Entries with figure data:
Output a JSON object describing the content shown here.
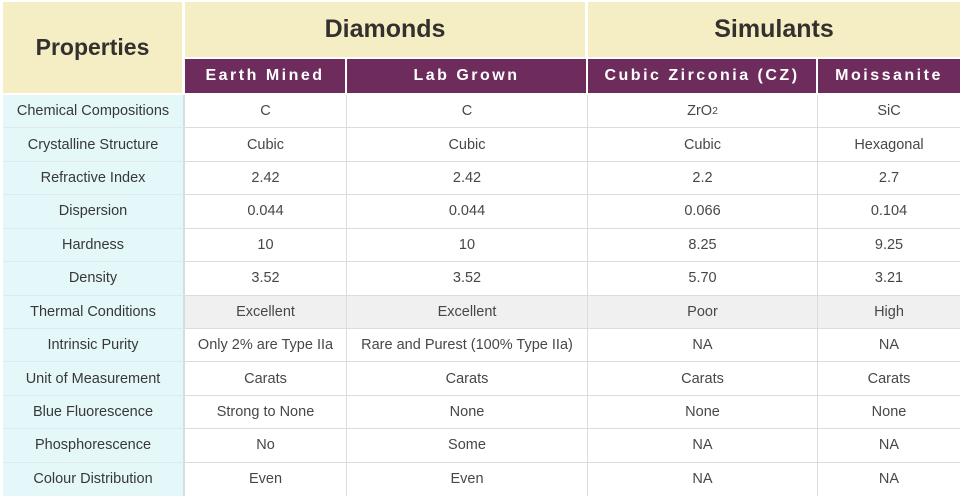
{
  "palette": {
    "header_bg": "#f5edc3",
    "subheader_bg": "#6d2c5c",
    "subheader_text": "#ffffff",
    "property_col_bg": "#e4f7f9",
    "shaded_row_bg": "#f0f0f0",
    "grid_line": "#dcdcdc"
  },
  "table": {
    "corner_header": "Properties",
    "groups": [
      {
        "label": "Diamonds"
      },
      {
        "label": "Simulants"
      }
    ],
    "columns": [
      "Earth Mined",
      "Lab Grown",
      "Cubic Zirconia (CZ)",
      "Moissanite"
    ],
    "rows": [
      {
        "property": "Chemical Compositions",
        "values": [
          "C",
          "C",
          {
            "base": "ZrO",
            "sub": "2"
          },
          "SiC"
        ]
      },
      {
        "property": "Crystalline Structure",
        "values": [
          "Cubic",
          "Cubic",
          "Cubic",
          "Hexagonal"
        ]
      },
      {
        "property": "Refractive Index",
        "values": [
          "2.42",
          "2.42",
          "2.2",
          "2.7"
        ]
      },
      {
        "property": "Dispersion",
        "values": [
          "0.044",
          "0.044",
          "0.066",
          "0.104"
        ]
      },
      {
        "property": "Hardness",
        "values": [
          "10",
          "10",
          "8.25",
          "9.25"
        ]
      },
      {
        "property": "Density",
        "values": [
          "3.52",
          "3.52",
          "5.70",
          "3.21"
        ]
      },
      {
        "property": "Thermal Conditions",
        "values": [
          "Excellent",
          "Excellent",
          "Poor",
          "High"
        ]
      },
      {
        "property": "Intrinsic Purity",
        "values": [
          "Only 2% are Type IIa",
          "Rare and Purest (100% Type IIa)",
          "NA",
          "NA"
        ]
      },
      {
        "property": "Unit of Measurement",
        "values": [
          "Carats",
          "Carats",
          "Carats",
          "Carats"
        ]
      },
      {
        "property": "Blue Fluorescence",
        "values": [
          "Strong to None",
          "None",
          "None",
          "None"
        ]
      },
      {
        "property": "Phosphorescence",
        "values": [
          "No",
          "Some",
          "NA",
          "NA"
        ]
      },
      {
        "property": "Colour Distribution",
        "values": [
          "Even",
          "Even",
          "NA",
          "NA"
        ]
      }
    ]
  }
}
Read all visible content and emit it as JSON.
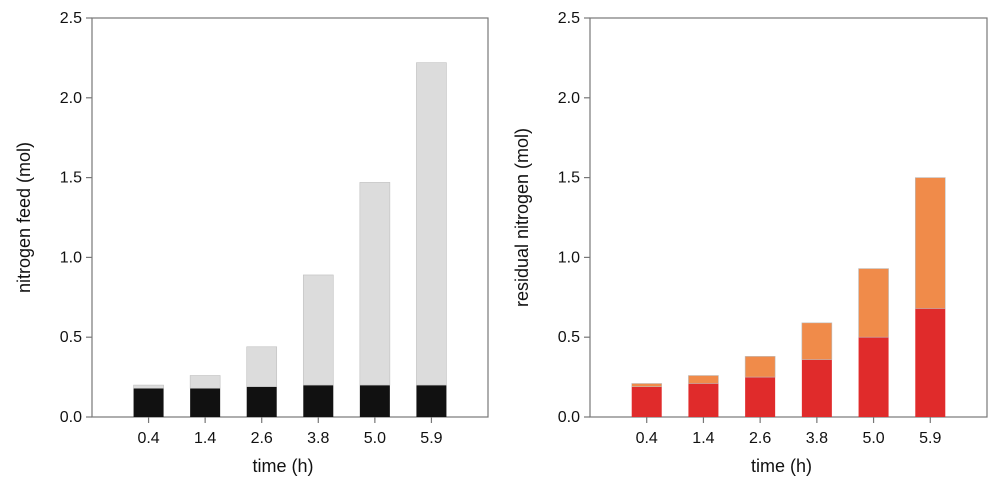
{
  "chart_data": [
    {
      "type": "bar",
      "stacked": true,
      "title": "",
      "xlabel": "time (h)",
      "ylabel": "nitrogen feed (mol)",
      "categories": [
        "0.4",
        "1.4",
        "2.6",
        "3.8",
        "5.0",
        "5.9"
      ],
      "ylim": [
        0,
        2.5
      ],
      "yticks": [
        "0.0",
        "0.5",
        "1.0",
        "1.5",
        "2.0",
        "2.5"
      ],
      "grid": false,
      "series": [
        {
          "values": [
            0.18,
            0.18,
            0.19,
            0.2,
            0.2,
            0.2
          ],
          "color": "#111111"
        },
        {
          "values": [
            0.02,
            0.08,
            0.25,
            0.69,
            1.27,
            2.02
          ],
          "color": "#dcdcdc"
        }
      ]
    },
    {
      "type": "bar",
      "stacked": true,
      "title": "",
      "xlabel": "time (h)",
      "ylabel": "residual nitrogen (mol)",
      "categories": [
        "0.4",
        "1.4",
        "2.6",
        "3.8",
        "5.0",
        "5.9"
      ],
      "ylim": [
        0,
        2.5
      ],
      "yticks": [
        "0.0",
        "0.5",
        "1.0",
        "1.5",
        "2.0",
        "2.5"
      ],
      "grid": false,
      "series": [
        {
          "values": [
            0.19,
            0.21,
            0.25,
            0.36,
            0.5,
            0.68
          ],
          "color": "#e02b2b"
        },
        {
          "values": [
            0.02,
            0.05,
            0.13,
            0.23,
            0.43,
            0.82
          ],
          "color": "#f08b4a"
        }
      ]
    }
  ]
}
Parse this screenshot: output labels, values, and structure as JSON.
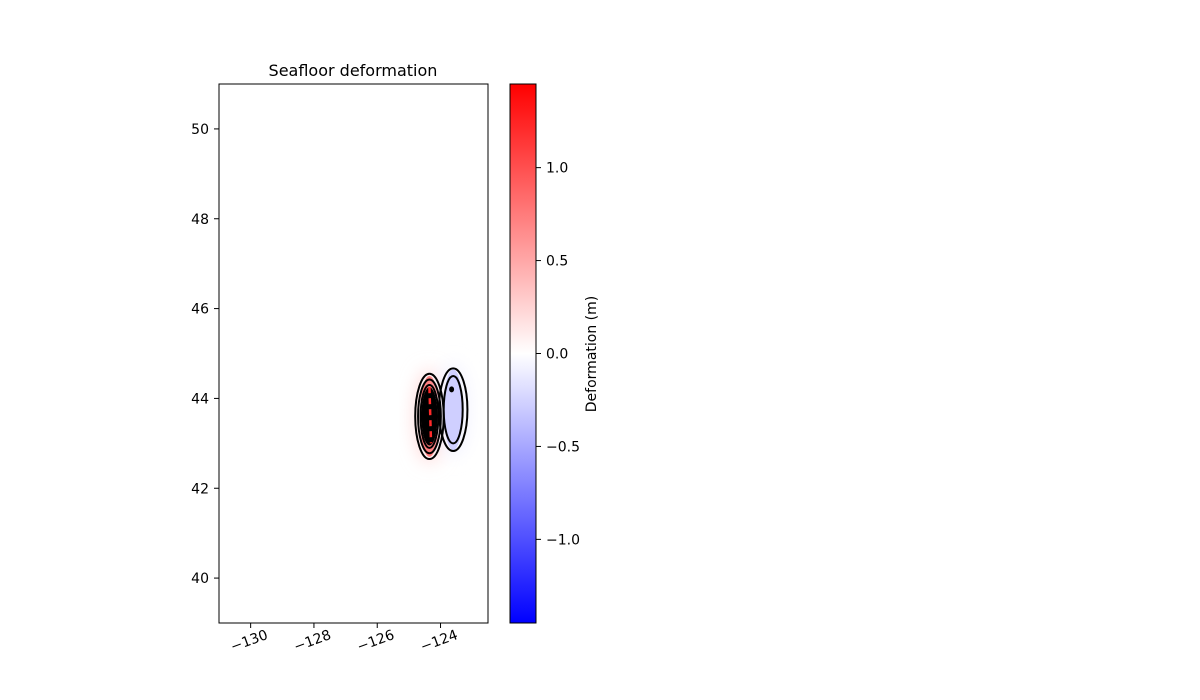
{
  "chart_data": {
    "type": "heatmap",
    "title": "Seafloor deformation",
    "xlabel": "",
    "ylabel": "",
    "xlim": [
      -131,
      -122.5
    ],
    "ylim": [
      39,
      51
    ],
    "x_ticks": [
      -130,
      -128,
      -126,
      -124
    ],
    "x_tick_labels": [
      "−130",
      "−128",
      "−126",
      "−124"
    ],
    "y_ticks": [
      40,
      42,
      44,
      46,
      48,
      50
    ],
    "y_tick_labels": [
      "40",
      "42",
      "44",
      "46",
      "48",
      "50"
    ],
    "grid": false,
    "colorbar": {
      "label": "Deformation (m)",
      "range": [
        -1.45,
        1.45
      ],
      "ticks": [
        -1.0,
        -0.5,
        0.0,
        0.5,
        1.0
      ],
      "tick_labels": [
        "−1.0",
        "−0.5",
        "0.0",
        "0.5",
        "1.0"
      ],
      "colormap": "bwr",
      "colors": {
        "low": "#0000ff",
        "mid": "#ffffff",
        "high": "#ff0000"
      }
    },
    "features": [
      {
        "name": "uplift-lobe",
        "lon": -124.35,
        "lat": 43.6,
        "lon_halfwidth": 0.3,
        "lat_halfwidth": 0.9,
        "peak": 1.4
      },
      {
        "name": "subsidence-lobe",
        "lon": -123.6,
        "lat": 43.75,
        "lon_halfwidth": 0.3,
        "lat_halfwidth": 0.9,
        "peak": -0.5
      }
    ],
    "contours": [
      {
        "lobe": "uplift-lobe",
        "lon": -124.35,
        "lat": 43.6,
        "lon_halfwidth": 0.45,
        "lat_halfwidth": 0.95,
        "color": "#000000"
      },
      {
        "lobe": "uplift-lobe",
        "lon": -124.35,
        "lat": 43.6,
        "lon_halfwidth": 0.36,
        "lat_halfwidth": 0.82,
        "color": "#000000"
      },
      {
        "lobe": "uplift-lobe",
        "lon": -124.35,
        "lat": 43.6,
        "lon_halfwidth": 0.28,
        "lat_halfwidth": 0.7,
        "color": "#000000"
      },
      {
        "lobe": "subsidence-lobe",
        "lon": -123.6,
        "lat": 43.75,
        "lon_halfwidth": 0.45,
        "lat_halfwidth": 0.92,
        "color": "#000000"
      },
      {
        "lobe": "subsidence-lobe",
        "lon": -123.6,
        "lat": 43.75,
        "lon_halfwidth": 0.3,
        "lat_halfwidth": 0.75,
        "color": "#000000"
      }
    ],
    "fault_trace": [
      {
        "lon": -124.35,
        "lat": 44.25
      },
      {
        "lon": -124.3,
        "lat": 43.0
      }
    ],
    "fault_color": "#ff2a2a"
  }
}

#### [THE TASK]
Return each line among the entries that holds the word "ylabel".

#### [COMPLETE OUTPUT]
      "ylabel": "nitrogen feed (mol)",
      "ylabel": "residual nitrogen (mol)",
    "ylabel": "",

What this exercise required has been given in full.